## BEGIN EXTRACTED ENTRIES

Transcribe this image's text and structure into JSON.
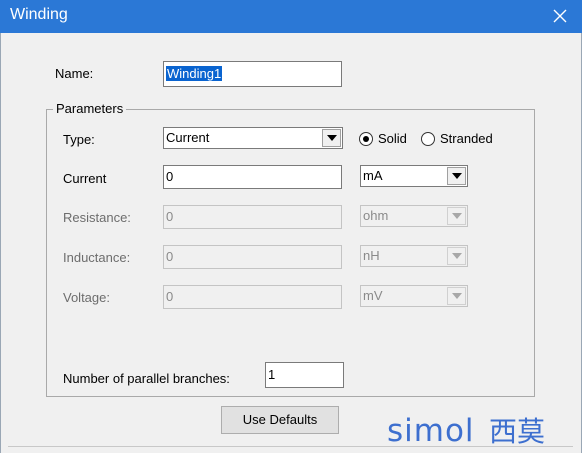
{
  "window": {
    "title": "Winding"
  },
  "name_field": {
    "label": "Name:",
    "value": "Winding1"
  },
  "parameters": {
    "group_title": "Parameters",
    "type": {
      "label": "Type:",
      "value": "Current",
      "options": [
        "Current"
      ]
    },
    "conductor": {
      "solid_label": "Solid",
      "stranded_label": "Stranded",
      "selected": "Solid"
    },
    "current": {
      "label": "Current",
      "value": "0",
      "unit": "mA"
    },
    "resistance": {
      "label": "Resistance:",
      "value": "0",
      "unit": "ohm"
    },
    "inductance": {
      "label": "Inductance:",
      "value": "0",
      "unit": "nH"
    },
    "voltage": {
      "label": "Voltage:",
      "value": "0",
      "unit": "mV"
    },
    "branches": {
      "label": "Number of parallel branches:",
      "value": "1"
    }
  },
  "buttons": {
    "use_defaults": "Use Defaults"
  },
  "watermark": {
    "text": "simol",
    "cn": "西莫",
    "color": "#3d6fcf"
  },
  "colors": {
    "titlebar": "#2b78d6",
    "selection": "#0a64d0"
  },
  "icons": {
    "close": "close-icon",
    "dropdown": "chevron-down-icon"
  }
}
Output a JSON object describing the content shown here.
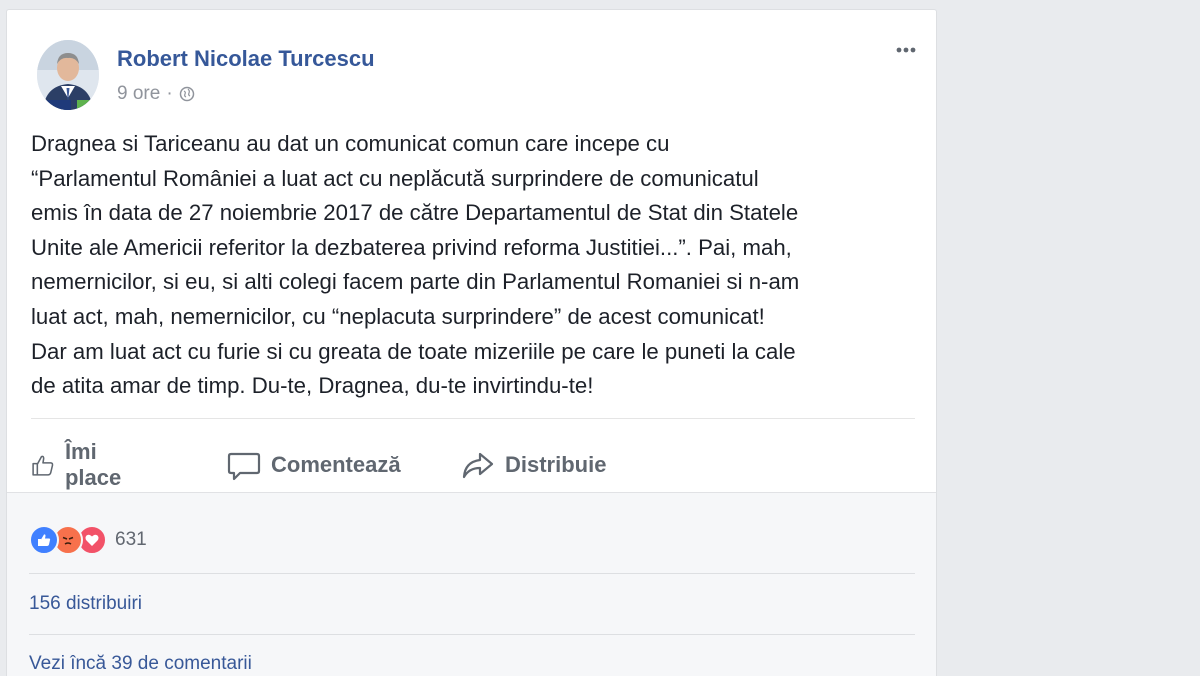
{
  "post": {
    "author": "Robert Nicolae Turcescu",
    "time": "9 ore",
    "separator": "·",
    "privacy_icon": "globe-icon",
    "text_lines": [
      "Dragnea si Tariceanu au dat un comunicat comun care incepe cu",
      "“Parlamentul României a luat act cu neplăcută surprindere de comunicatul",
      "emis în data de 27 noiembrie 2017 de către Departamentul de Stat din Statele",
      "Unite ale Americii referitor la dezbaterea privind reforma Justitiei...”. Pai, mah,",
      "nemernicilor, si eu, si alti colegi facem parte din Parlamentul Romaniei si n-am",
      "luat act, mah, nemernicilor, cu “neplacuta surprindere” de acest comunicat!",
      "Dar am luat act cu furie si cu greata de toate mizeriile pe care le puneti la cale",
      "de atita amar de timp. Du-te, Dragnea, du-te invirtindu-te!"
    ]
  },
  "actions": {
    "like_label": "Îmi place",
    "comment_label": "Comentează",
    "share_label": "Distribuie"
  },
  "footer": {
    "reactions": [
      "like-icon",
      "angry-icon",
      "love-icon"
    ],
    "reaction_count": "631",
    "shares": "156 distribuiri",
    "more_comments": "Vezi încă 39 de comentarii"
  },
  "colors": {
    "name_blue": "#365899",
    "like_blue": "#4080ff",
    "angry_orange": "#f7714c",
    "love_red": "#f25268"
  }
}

## END EXTRACTED ENTRIES

GOAL: Without the pictures, extract every entry verbatim.

ANSWER TO THIS PROBLEM:
Transcribe this image's text and structure into JSON.
{
  "window": {
    "title": "Winding"
  },
  "name_field": {
    "label": "Name:",
    "value": "Winding1"
  },
  "parameters": {
    "group_title": "Parameters",
    "type": {
      "label": "Type:",
      "value": "Current",
      "options": [
        "Current"
      ]
    },
    "conductor": {
      "solid_label": "Solid",
      "stranded_label": "Stranded",
      "selected": "Solid"
    },
    "current": {
      "label": "Current",
      "value": "0",
      "unit": "mA"
    },
    "resistance": {
      "label": "Resistance:",
      "value": "0",
      "unit": "ohm"
    },
    "inductance": {
      "label": "Inductance:",
      "value": "0",
      "unit": "nH"
    },
    "voltage": {
      "label": "Voltage:",
      "value": "0",
      "unit": "mV"
    },
    "branches": {
      "label": "Number of parallel branches:",
      "value": "1"
    }
  },
  "buttons": {
    "use_defaults": "Use Defaults"
  },
  "watermark": {
    "text": "simol",
    "cn": "西莫",
    "color": "#3d6fcf"
  },
  "colors": {
    "titlebar": "#2b78d6",
    "selection": "#0a64d0"
  },
  "icons": {
    "close": "close-icon",
    "dropdown": "chevron-down-icon"
  }
}
Output a JSON object describing the content shown here.
{
  "post": {
    "author": "Robert Nicolae Turcescu",
    "time": "9 ore",
    "separator": "·",
    "privacy_icon": "globe-icon",
    "text_lines": [
      "Dragnea si Tariceanu au dat un comunicat comun care incepe cu",
      "“Parlamentul României a luat act cu neplăcută surprindere de comunicatul",
      "emis în data de 27 noiembrie 2017 de către Departamentul de Stat din Statele",
      "Unite ale Americii referitor la dezbaterea privind reforma Justitiei...”. Pai, mah,",
      "nemernicilor, si eu, si alti colegi facem parte din Parlamentul Romaniei si n-am",
      "luat act, mah, nemernicilor, cu “neplacuta surprindere” de acest comunicat!",
      "Dar am luat act cu furie si cu greata de toate mizeriile pe care le puneti la cale",
      "de atita amar de timp. Du-te, Dragnea, du-te invirtindu-te!"
    ]
  },
  "actions": {
    "like_label": "Îmi place",
    "comment_label": "Comentează",
    "share_label": "Distribuie"
  },
  "footer": {
    "reactions": [
      "like-icon",
      "angry-icon",
      "love-icon"
    ],
    "reaction_count": "631",
    "shares": "156 distribuiri",
    "more_comments": "Vezi încă 39 de comentarii"
  },
  "colors": {
    "name_blue": "#365899",
    "like_blue": "#4080ff",
    "angry_orange": "#f7714c",
    "love_red": "#f25268"
  }
}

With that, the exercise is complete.